• Problem: Restate every line of the material, word for word.

• Task data:
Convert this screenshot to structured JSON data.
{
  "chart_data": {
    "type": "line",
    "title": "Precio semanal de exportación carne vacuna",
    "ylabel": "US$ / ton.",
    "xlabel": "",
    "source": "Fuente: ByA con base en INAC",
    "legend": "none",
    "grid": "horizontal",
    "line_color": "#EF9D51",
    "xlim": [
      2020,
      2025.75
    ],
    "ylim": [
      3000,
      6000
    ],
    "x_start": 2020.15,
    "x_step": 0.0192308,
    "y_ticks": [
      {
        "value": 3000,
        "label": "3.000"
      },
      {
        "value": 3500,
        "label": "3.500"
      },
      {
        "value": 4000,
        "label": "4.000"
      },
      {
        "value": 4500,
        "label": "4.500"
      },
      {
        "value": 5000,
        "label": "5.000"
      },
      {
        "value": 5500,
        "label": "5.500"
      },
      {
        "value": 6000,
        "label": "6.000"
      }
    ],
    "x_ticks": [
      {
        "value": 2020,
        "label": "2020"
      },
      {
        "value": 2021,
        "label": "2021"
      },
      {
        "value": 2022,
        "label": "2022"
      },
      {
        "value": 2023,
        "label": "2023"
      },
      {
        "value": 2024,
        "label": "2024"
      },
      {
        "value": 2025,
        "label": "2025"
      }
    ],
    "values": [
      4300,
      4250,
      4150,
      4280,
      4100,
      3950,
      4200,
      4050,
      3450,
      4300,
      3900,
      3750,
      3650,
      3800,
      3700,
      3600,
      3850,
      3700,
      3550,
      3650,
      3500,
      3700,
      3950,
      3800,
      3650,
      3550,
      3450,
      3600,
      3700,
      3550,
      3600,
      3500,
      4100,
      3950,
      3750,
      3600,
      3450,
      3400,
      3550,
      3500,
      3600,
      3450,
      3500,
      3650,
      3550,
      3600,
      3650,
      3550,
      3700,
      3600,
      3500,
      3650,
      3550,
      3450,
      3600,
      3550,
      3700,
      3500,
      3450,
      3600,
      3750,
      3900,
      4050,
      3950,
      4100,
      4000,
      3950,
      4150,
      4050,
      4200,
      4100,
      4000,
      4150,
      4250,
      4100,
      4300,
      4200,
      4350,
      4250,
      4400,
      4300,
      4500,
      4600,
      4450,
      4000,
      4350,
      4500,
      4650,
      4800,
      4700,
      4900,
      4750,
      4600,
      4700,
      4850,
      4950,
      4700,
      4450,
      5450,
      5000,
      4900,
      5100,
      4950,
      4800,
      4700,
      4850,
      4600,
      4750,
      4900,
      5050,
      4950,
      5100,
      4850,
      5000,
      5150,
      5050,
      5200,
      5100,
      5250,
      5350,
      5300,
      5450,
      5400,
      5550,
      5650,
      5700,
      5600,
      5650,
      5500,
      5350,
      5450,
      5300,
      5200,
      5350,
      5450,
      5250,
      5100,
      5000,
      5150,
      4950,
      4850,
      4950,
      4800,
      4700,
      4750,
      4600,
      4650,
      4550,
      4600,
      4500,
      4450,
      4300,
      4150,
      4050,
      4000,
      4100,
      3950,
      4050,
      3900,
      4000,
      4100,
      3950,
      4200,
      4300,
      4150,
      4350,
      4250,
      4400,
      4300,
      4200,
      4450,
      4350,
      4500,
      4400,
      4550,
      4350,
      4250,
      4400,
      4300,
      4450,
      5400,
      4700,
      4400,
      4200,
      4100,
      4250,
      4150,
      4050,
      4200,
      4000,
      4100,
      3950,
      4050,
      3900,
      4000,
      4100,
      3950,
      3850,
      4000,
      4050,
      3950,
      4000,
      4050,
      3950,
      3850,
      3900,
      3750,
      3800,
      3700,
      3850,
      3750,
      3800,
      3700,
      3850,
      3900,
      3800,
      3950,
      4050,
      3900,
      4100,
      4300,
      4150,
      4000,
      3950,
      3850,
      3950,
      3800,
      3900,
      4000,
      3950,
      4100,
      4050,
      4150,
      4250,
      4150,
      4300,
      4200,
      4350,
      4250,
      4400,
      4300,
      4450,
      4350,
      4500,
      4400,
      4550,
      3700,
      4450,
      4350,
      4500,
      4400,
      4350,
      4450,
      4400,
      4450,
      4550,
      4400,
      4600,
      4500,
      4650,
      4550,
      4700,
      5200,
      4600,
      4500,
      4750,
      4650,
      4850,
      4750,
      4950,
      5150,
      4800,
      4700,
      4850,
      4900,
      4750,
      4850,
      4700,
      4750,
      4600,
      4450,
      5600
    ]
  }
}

• The reply:
Convert this screenshot to structured JSON data.
{
  "chart_data": {
    "type": "line",
    "title": "Precio semanal de exportación carne vacuna",
    "ylabel": "US$ / ton.",
    "xlabel": "",
    "source": "Fuente: ByA con base en INAC",
    "legend": "none",
    "grid": "horizontal",
    "line_color": "#EF9D51",
    "xlim": [
      2020,
      2025.75
    ],
    "ylim": [
      3000,
      6000
    ],
    "x_start": 2020.15,
    "x_step": 0.0192308,
    "y_ticks": [
      {
        "value": 3000,
        "label": "3.000"
      },
      {
        "value": 3500,
        "label": "3.500"
      },
      {
        "value": 4000,
        "label": "4.000"
      },
      {
        "value": 4500,
        "label": "4.500"
      },
      {
        "value": 5000,
        "label": "5.000"
      },
      {
        "value": 5500,
        "label": "5.500"
      },
      {
        "value": 6000,
        "label": "6.000"
      }
    ],
    "x_ticks": [
      {
        "value": 2020,
        "label": "2020"
      },
      {
        "value": 2021,
        "label": "2021"
      },
      {
        "value": 2022,
        "label": "2022"
      },
      {
        "value": 2023,
        "label": "2023"
      },
      {
        "value": 2024,
        "label": "2024"
      },
      {
        "value": 2025,
        "label": "2025"
      }
    ],
    "values": [
      4300,
      4250,
      4150,
      4280,
      4100,
      3950,
      4200,
      4050,
      3450,
      4300,
      3900,
      3750,
      3650,
      3800,
      3700,
      3600,
      3850,
      3700,
      3550,
      3650,
      3500,
      3700,
      3950,
      3800,
      3650,
      3550,
      3450,
      3600,
      3700,
      3550,
      3600,
      3500,
      4100,
      3950,
      3750,
      3600,
      3450,
      3400,
      3550,
      3500,
      3600,
      3450,
      3500,
      3650,
      3550,
      3600,
      3650,
      3550,
      3700,
      3600,
      3500,
      3650,
      3550,
      3450,
      3600,
      3550,
      3700,
      3500,
      3450,
      3600,
      3750,
      3900,
      4050,
      3950,
      4100,
      4000,
      3950,
      4150,
      4050,
      4200,
      4100,
      4000,
      4150,
      4250,
      4100,
      4300,
      4200,
      4350,
      4250,
      4400,
      4300,
      4500,
      4600,
      4450,
      4000,
      4350,
      4500,
      4650,
      4800,
      4700,
      4900,
      4750,
      4600,
      4700,
      4850,
      4950,
      4700,
      4450,
      5450,
      5000,
      4900,
      5100,
      4950,
      4800,
      4700,
      4850,
      4600,
      4750,
      4900,
      5050,
      4950,
      5100,
      4850,
      5000,
      5150,
      5050,
      5200,
      5100,
      5250,
      5350,
      5300,
      5450,
      5400,
      5550,
      5650,
      5700,
      5600,
      5650,
      5500,
      5350,
      5450,
      5300,
      5200,
      5350,
      5450,
      5250,
      5100,
      5000,
      5150,
      4950,
      4850,
      4950,
      4800,
      4700,
      4750,
      4600,
      4650,
      4550,
      4600,
      4500,
      4450,
      4300,
      4150,
      4050,
      4000,
      4100,
      3950,
      4050,
      3900,
      4000,
      4100,
      3950,
      4200,
      4300,
      4150,
      4350,
      4250,
      4400,
      4300,
      4200,
      4450,
      4350,
      4500,
      4400,
      4550,
      4350,
      4250,
      4400,
      4300,
      4450,
      5400,
      4700,
      4400,
      4200,
      4100,
      4250,
      4150,
      4050,
      4200,
      4000,
      4100,
      3950,
      4050,
      3900,
      4000,
      4100,
      3950,
      3850,
      4000,
      4050,
      3950,
      4000,
      4050,
      3950,
      3850,
      3900,
      3750,
      3800,
      3700,
      3850,
      3750,
      3800,
      3700,
      3850,
      3900,
      3800,
      3950,
      4050,
      3900,
      4100,
      4300,
      4150,
      4000,
      3950,
      3850,
      3950,
      3800,
      3900,
      4000,
      3950,
      4100,
      4050,
      4150,
      4250,
      4150,
      4300,
      4200,
      4350,
      4250,
      4400,
      4300,
      4450,
      4350,
      4500,
      4400,
      4550,
      3700,
      4450,
      4350,
      4500,
      4400,
      4350,
      4450,
      4400,
      4450,
      4550,
      4400,
      4600,
      4500,
      4650,
      4550,
      4700,
      5200,
      4600,
      4500,
      4750,
      4650,
      4850,
      4750,
      4950,
      5150,
      4800,
      4700,
      4850,
      4900,
      4750,
      4850,
      4700,
      4750,
      4600,
      4450,
      5600
    ]
  }
}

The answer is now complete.